_STORED ROWS_
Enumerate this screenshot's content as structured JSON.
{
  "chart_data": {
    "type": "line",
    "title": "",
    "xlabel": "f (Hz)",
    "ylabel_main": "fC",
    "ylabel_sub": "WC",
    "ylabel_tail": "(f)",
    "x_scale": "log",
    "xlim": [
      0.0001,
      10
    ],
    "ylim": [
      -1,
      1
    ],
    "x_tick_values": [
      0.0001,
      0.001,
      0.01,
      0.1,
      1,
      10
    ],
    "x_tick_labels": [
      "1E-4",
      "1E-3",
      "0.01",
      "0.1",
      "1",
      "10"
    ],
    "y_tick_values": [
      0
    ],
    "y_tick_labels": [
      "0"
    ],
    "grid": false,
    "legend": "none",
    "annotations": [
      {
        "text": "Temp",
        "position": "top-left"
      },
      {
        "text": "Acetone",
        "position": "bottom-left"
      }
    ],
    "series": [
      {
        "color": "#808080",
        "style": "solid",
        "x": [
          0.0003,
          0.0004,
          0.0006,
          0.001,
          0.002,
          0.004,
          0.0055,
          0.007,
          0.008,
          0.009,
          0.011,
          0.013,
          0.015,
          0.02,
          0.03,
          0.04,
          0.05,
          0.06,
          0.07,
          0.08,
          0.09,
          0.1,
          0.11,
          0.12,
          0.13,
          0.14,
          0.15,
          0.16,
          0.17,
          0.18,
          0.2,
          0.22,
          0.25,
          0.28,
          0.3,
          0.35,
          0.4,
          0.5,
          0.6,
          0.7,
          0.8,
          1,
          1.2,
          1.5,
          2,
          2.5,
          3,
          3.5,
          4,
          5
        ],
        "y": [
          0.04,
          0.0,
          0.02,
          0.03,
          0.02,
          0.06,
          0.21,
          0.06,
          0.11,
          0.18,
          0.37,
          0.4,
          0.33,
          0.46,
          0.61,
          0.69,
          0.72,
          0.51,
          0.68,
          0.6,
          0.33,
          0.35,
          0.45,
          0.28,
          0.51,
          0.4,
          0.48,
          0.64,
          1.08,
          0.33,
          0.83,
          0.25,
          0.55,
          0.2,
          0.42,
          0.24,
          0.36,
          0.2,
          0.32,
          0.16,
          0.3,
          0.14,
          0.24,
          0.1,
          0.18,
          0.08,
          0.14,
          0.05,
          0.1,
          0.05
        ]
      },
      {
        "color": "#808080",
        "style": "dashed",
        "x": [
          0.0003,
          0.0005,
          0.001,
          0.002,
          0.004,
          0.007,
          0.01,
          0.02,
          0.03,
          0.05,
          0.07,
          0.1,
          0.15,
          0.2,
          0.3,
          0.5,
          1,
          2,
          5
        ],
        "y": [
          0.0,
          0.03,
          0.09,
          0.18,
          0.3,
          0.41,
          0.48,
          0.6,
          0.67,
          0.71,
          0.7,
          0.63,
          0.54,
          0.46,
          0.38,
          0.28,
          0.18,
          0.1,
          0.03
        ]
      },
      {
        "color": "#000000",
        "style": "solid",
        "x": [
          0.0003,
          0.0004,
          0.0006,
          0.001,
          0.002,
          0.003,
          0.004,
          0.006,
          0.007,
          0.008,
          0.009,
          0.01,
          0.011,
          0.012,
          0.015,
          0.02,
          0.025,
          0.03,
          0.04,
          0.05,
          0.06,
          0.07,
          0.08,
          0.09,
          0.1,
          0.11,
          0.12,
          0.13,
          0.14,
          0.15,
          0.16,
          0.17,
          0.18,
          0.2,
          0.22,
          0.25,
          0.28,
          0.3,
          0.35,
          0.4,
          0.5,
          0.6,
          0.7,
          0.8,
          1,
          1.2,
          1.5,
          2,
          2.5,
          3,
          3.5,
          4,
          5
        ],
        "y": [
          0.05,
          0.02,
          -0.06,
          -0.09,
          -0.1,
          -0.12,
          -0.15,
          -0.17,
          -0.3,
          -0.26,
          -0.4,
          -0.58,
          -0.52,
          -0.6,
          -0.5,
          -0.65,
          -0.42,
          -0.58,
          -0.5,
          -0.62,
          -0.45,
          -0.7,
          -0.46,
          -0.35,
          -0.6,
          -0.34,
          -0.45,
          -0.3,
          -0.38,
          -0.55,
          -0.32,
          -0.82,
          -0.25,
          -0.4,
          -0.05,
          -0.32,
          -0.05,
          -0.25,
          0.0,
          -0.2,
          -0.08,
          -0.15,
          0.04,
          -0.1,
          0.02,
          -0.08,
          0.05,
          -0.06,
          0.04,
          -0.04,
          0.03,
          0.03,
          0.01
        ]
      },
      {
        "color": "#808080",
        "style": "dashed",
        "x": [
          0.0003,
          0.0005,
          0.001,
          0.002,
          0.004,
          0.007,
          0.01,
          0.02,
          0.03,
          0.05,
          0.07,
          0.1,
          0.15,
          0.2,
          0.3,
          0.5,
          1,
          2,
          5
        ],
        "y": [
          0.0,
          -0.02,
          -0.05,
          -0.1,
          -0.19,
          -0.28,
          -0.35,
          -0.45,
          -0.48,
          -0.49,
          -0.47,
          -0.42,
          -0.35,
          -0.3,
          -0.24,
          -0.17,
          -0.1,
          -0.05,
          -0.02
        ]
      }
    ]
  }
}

_WHAT IS BEING ASKED_
Of all the lines in the listing above, how many include "position"? Write only the number.

_RESPONSE FOR THIS EXERCISE_
2